▶ [What this task involves]:
Copy the data that follows exactly. Include no pictures.

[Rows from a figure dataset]
+ + + + + + +

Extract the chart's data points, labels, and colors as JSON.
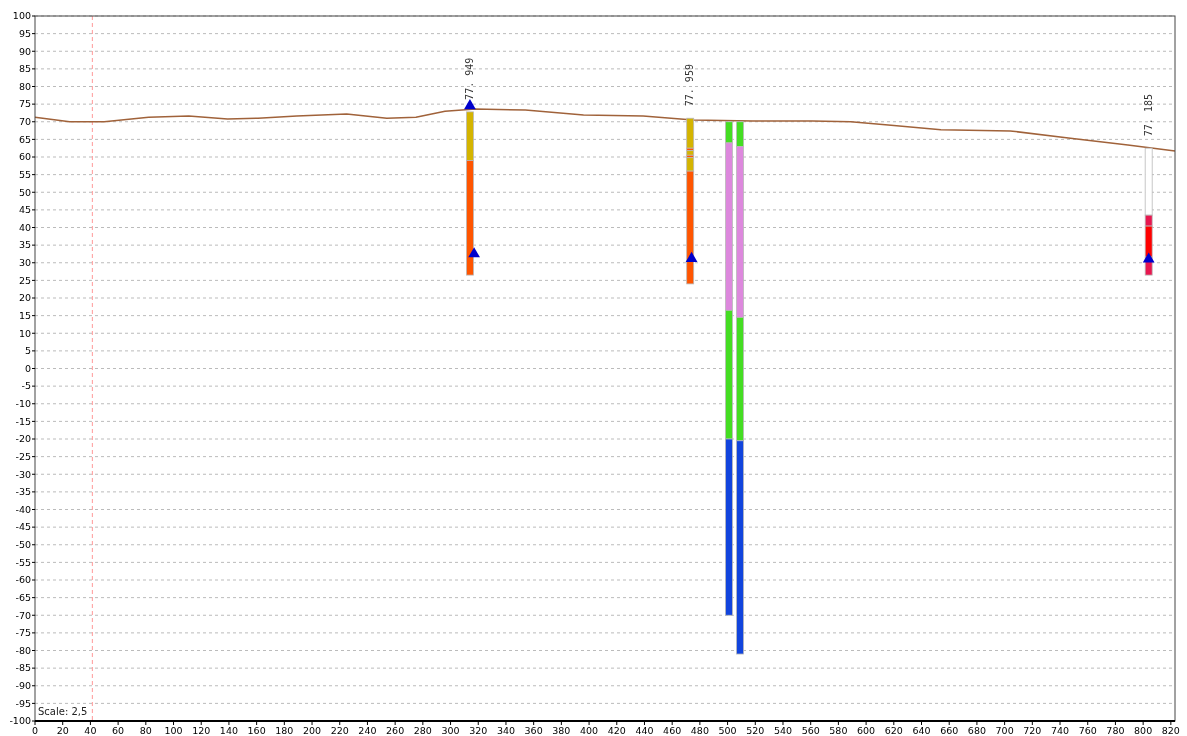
{
  "chart_data": {
    "type": "line",
    "xlim": [
      0,
      823
    ],
    "ylim": [
      -100,
      100
    ],
    "xticks": [
      0,
      20,
      40,
      60,
      80,
      100,
      120,
      140,
      160,
      180,
      200,
      220,
      240,
      260,
      280,
      300,
      320,
      340,
      360,
      380,
      400,
      420,
      440,
      460,
      480,
      500,
      520,
      540,
      560,
      580,
      600,
      620,
      640,
      660,
      680,
      700,
      720,
      740,
      760,
      780,
      800,
      820
    ],
    "yticks": [
      -100,
      -95,
      -90,
      -85,
      -80,
      -75,
      -70,
      -65,
      -60,
      -55,
      -50,
      -45,
      -40,
      -35,
      -30,
      -25,
      -20,
      -15,
      -10,
      -5,
      0,
      5,
      10,
      15,
      20,
      25,
      30,
      35,
      40,
      45,
      50,
      55,
      60,
      65,
      70,
      75,
      80,
      85,
      90,
      95,
      100
    ],
    "grid": "y",
    "series": [
      {
        "color": "#a0623a",
        "x": [
          0,
          25,
          50,
          82,
          111,
          139,
          161,
          189,
          225,
          254,
          275,
          296,
          318,
          354,
          396,
          439,
          475,
          518,
          561,
          589,
          618,
          654,
          704,
          746,
          789,
          823
        ],
        "values": [
          71.3,
          70,
          70,
          71.3,
          71.6,
          70.8,
          71,
          71.6,
          72.2,
          71,
          71.3,
          73,
          73.6,
          73.3,
          71.9,
          71.6,
          70.5,
          70.2,
          70.2,
          70,
          69,
          67.7,
          67.4,
          65.4,
          63.4,
          61.7
        ]
      },
      {
        "type": "bar",
        "color": "#d4b400",
        "x": [
          314
        ],
        "base": [
          59
        ],
        "values": [
          13.8
        ]
      },
      {
        "type": "bar",
        "color": "#ff5500",
        "x": [
          314
        ],
        "base": [
          26.5
        ],
        "values": [
          32.5
        ]
      },
      {
        "type": "bar",
        "color": "#d4b400",
        "x": [
          473
        ],
        "base": [
          62.5
        ],
        "values": [
          8.5
        ]
      },
      {
        "type": "bar",
        "color": "#ff5500",
        "x": [
          473
        ],
        "base": [
          61.8
        ],
        "values": [
          0.7
        ]
      },
      {
        "type": "bar",
        "color": "#d4b400",
        "x": [
          473
        ],
        "base": [
          60.5
        ],
        "values": [
          1.3
        ]
      },
      {
        "type": "bar",
        "color": "#ff5500",
        "x": [
          473
        ],
        "base": [
          59.8
        ],
        "values": [
          0.7
        ]
      },
      {
        "type": "bar",
        "color": "#d4b400",
        "x": [
          473
        ],
        "base": [
          56
        ],
        "values": [
          3.8
        ]
      },
      {
        "type": "bar",
        "color": "#ff5500",
        "x": [
          473
        ],
        "base": [
          24
        ],
        "values": [
          32
        ]
      },
      {
        "type": "bar",
        "color": "#44dd22",
        "x": [
          501,
          509
        ],
        "base": [
          64,
          63
        ],
        "values": [
          6,
          7
        ]
      },
      {
        "type": "bar",
        "color": "#dd88dd",
        "x": [
          501,
          509
        ],
        "base": [
          16.5,
          14.5
        ],
        "values": [
          47.5,
          48.5
        ]
      },
      {
        "type": "bar",
        "color": "#44dd22",
        "x": [
          501,
          509
        ],
        "base": [
          -20,
          -20.5
        ],
        "values": [
          36.5,
          35
        ]
      },
      {
        "type": "bar",
        "color": "#1144dd",
        "x": [
          501,
          509
        ],
        "base": [
          -70,
          -81
        ],
        "values": [
          50,
          60.5
        ]
      },
      {
        "type": "bar",
        "color": "#ffffff",
        "x": [
          804
        ],
        "base": [
          43.5
        ],
        "values": [
          19
        ]
      },
      {
        "type": "bar",
        "color": "#e8174f",
        "x": [
          804
        ],
        "base": [
          40.4
        ],
        "values": [
          3.1
        ]
      },
      {
        "type": "bar",
        "color": "#ff0000",
        "x": [
          804
        ],
        "base": [
          31.6
        ],
        "values": [
          8.8
        ]
      },
      {
        "type": "bar",
        "color": "#e8174f",
        "x": [
          804
        ],
        "base": [
          26.5
        ],
        "values": [
          5.1
        ]
      },
      {
        "type": "scatter",
        "color": "#0000cc",
        "marker": "triangle",
        "x": [
          314,
          317,
          474,
          804
        ],
        "values": [
          74.5,
          32.5,
          31.2,
          31
        ]
      }
    ],
    "ref_lines": [
      {
        "axis": "x",
        "value": 41.4,
        "color": "#ff9999",
        "line_style": "dashed"
      }
    ],
    "annotations": [
      {
        "text": "77. 949",
        "x": 314,
        "y": 72.8
      },
      {
        "text": "77. 959",
        "x": 473,
        "y": 71
      },
      {
        "text": "77. 185",
        "x": 804,
        "y": 62.5
      },
      "Scale: 2,5"
    ]
  }
}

+ + + + + + +

▶ [Exercise solution]:
Extract the chart's data points, labels, and colors as JSON.
{
  "chart_data": {
    "type": "line",
    "xlim": [
      0,
      823
    ],
    "ylim": [
      -100,
      100
    ],
    "xticks": [
      0,
      20,
      40,
      60,
      80,
      100,
      120,
      140,
      160,
      180,
      200,
      220,
      240,
      260,
      280,
      300,
      320,
      340,
      360,
      380,
      400,
      420,
      440,
      460,
      480,
      500,
      520,
      540,
      560,
      580,
      600,
      620,
      640,
      660,
      680,
      700,
      720,
      740,
      760,
      780,
      800,
      820
    ],
    "yticks": [
      -100,
      -95,
      -90,
      -85,
      -80,
      -75,
      -70,
      -65,
      -60,
      -55,
      -50,
      -45,
      -40,
      -35,
      -30,
      -25,
      -20,
      -15,
      -10,
      -5,
      0,
      5,
      10,
      15,
      20,
      25,
      30,
      35,
      40,
      45,
      50,
      55,
      60,
      65,
      70,
      75,
      80,
      85,
      90,
      95,
      100
    ],
    "grid": "y",
    "series": [
      {
        "color": "#a0623a",
        "x": [
          0,
          25,
          50,
          82,
          111,
          139,
          161,
          189,
          225,
          254,
          275,
          296,
          318,
          354,
          396,
          439,
          475,
          518,
          561,
          589,
          618,
          654,
          704,
          746,
          789,
          823
        ],
        "values": [
          71.3,
          70,
          70,
          71.3,
          71.6,
          70.8,
          71,
          71.6,
          72.2,
          71,
          71.3,
          73,
          73.6,
          73.3,
          71.9,
          71.6,
          70.5,
          70.2,
          70.2,
          70,
          69,
          67.7,
          67.4,
          65.4,
          63.4,
          61.7
        ]
      },
      {
        "type": "bar",
        "color": "#d4b400",
        "x": [
          314
        ],
        "base": [
          59
        ],
        "values": [
          13.8
        ]
      },
      {
        "type": "bar",
        "color": "#ff5500",
        "x": [
          314
        ],
        "base": [
          26.5
        ],
        "values": [
          32.5
        ]
      },
      {
        "type": "bar",
        "color": "#d4b400",
        "x": [
          473
        ],
        "base": [
          62.5
        ],
        "values": [
          8.5
        ]
      },
      {
        "type": "bar",
        "color": "#ff5500",
        "x": [
          473
        ],
        "base": [
          61.8
        ],
        "values": [
          0.7
        ]
      },
      {
        "type": "bar",
        "color": "#d4b400",
        "x": [
          473
        ],
        "base": [
          60.5
        ],
        "values": [
          1.3
        ]
      },
      {
        "type": "bar",
        "color": "#ff5500",
        "x": [
          473
        ],
        "base": [
          59.8
        ],
        "values": [
          0.7
        ]
      },
      {
        "type": "bar",
        "color": "#d4b400",
        "x": [
          473
        ],
        "base": [
          56
        ],
        "values": [
          3.8
        ]
      },
      {
        "type": "bar",
        "color": "#ff5500",
        "x": [
          473
        ],
        "base": [
          24
        ],
        "values": [
          32
        ]
      },
      {
        "type": "bar",
        "color": "#44dd22",
        "x": [
          501,
          509
        ],
        "base": [
          64,
          63
        ],
        "values": [
          6,
          7
        ]
      },
      {
        "type": "bar",
        "color": "#dd88dd",
        "x": [
          501,
          509
        ],
        "base": [
          16.5,
          14.5
        ],
        "values": [
          47.5,
          48.5
        ]
      },
      {
        "type": "bar",
        "color": "#44dd22",
        "x": [
          501,
          509
        ],
        "base": [
          -20,
          -20.5
        ],
        "values": [
          36.5,
          35
        ]
      },
      {
        "type": "bar",
        "color": "#1144dd",
        "x": [
          501,
          509
        ],
        "base": [
          -70,
          -81
        ],
        "values": [
          50,
          60.5
        ]
      },
      {
        "type": "bar",
        "color": "#ffffff",
        "x": [
          804
        ],
        "base": [
          43.5
        ],
        "values": [
          19
        ]
      },
      {
        "type": "bar",
        "color": "#e8174f",
        "x": [
          804
        ],
        "base": [
          40.4
        ],
        "values": [
          3.1
        ]
      },
      {
        "type": "bar",
        "color": "#ff0000",
        "x": [
          804
        ],
        "base": [
          31.6
        ],
        "values": [
          8.8
        ]
      },
      {
        "type": "bar",
        "color": "#e8174f",
        "x": [
          804
        ],
        "base": [
          26.5
        ],
        "values": [
          5.1
        ]
      },
      {
        "type": "scatter",
        "color": "#0000cc",
        "marker": "triangle",
        "x": [
          314,
          317,
          474,
          804
        ],
        "values": [
          74.5,
          32.5,
          31.2,
          31
        ]
      }
    ],
    "ref_lines": [
      {
        "axis": "x",
        "value": 41.4,
        "color": "#ff9999",
        "line_style": "dashed"
      }
    ],
    "annotations": [
      {
        "text": "77. 949",
        "x": 314,
        "y": 72.8
      },
      {
        "text": "77. 959",
        "x": 473,
        "y": 71
      },
      {
        "text": "77. 185",
        "x": 804,
        "y": 62.5
      },
      "Scale: 2,5"
    ]
  }
}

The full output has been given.